Repeat the records below exactly as they appear.
* START Data section *
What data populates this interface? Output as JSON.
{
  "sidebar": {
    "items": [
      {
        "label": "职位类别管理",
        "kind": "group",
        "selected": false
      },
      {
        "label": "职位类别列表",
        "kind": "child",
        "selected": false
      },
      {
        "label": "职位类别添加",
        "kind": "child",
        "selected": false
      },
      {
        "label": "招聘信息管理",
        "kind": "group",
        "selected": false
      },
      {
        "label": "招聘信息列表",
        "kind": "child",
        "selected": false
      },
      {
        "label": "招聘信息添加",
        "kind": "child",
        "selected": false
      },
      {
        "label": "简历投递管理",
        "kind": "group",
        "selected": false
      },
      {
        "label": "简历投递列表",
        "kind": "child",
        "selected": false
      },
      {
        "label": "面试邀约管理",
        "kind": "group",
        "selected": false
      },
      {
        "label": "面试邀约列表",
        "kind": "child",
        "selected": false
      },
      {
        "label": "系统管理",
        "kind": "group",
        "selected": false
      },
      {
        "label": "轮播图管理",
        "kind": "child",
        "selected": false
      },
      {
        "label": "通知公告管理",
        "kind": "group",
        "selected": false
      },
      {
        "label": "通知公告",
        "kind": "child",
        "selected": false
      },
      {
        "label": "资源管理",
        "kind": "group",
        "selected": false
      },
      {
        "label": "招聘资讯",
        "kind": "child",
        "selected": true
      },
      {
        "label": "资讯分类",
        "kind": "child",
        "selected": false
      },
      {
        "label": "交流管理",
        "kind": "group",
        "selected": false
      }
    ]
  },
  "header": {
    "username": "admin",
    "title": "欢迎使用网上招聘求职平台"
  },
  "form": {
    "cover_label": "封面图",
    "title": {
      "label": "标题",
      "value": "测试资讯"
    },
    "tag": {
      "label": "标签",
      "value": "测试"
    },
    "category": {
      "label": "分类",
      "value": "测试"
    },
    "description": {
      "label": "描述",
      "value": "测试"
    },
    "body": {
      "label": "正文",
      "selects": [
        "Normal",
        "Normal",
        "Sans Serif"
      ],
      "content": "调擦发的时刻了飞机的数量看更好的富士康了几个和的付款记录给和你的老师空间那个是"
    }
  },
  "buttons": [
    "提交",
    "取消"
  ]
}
* END Data section *
Answer to the problem:
What data populates this interface? Output as JSON.
{
  "sidebar": {
    "items": [
      {
        "label": "职位类别管理",
        "kind": "group",
        "selected": false
      },
      {
        "label": "职位类别列表",
        "kind": "child",
        "selected": false
      },
      {
        "label": "职位类别添加",
        "kind": "child",
        "selected": false
      },
      {
        "label": "招聘信息管理",
        "kind": "group",
        "selected": false
      },
      {
        "label": "招聘信息列表",
        "kind": "child",
        "selected": false
      },
      {
        "label": "招聘信息添加",
        "kind": "child",
        "selected": false
      },
      {
        "label": "简历投递管理",
        "kind": "group",
        "selected": false
      },
      {
        "label": "简历投递列表",
        "kind": "child",
        "selected": false
      },
      {
        "label": "面试邀约管理",
        "kind": "group",
        "selected": false
      },
      {
        "label": "面试邀约列表",
        "kind": "child",
        "selected": false
      },
      {
        "label": "系统管理",
        "kind": "group",
        "selected": false
      },
      {
        "label": "轮播图管理",
        "kind": "child",
        "selected": false
      },
      {
        "label": "通知公告管理",
        "kind": "group",
        "selected": false
      },
      {
        "label": "通知公告",
        "kind": "child",
        "selected": false
      },
      {
        "label": "资源管理",
        "kind": "group",
        "selected": false
      },
      {
        "label": "招聘资讯",
        "kind": "child",
        "selected": true
      },
      {
        "label": "资讯分类",
        "kind": "child",
        "selected": false
      },
      {
        "label": "交流管理",
        "kind": "group",
        "selected": false
      }
    ]
  },
  "header": {
    "username": "admin",
    "title": "欢迎使用网上招聘求职平台"
  },
  "form": {
    "cover_label": "封面图",
    "title": {
      "label": "标题",
      "value": "测试资讯"
    },
    "tag": {
      "label": "标签",
      "value": "测试"
    },
    "category": {
      "label": "分类",
      "value": "测试"
    },
    "description": {
      "label": "描述",
      "value": "测试"
    },
    "body": {
      "label": "正文",
      "selects": [
        "Normal",
        "Normal",
        "Sans Serif"
      ],
      "content": "调擦发的时刻了飞机的数量看更好的富士康了几个和的付款记录给和你的老师空间那个是"
    }
  },
  "buttons": [
    "提交",
    "取消"
  ]
}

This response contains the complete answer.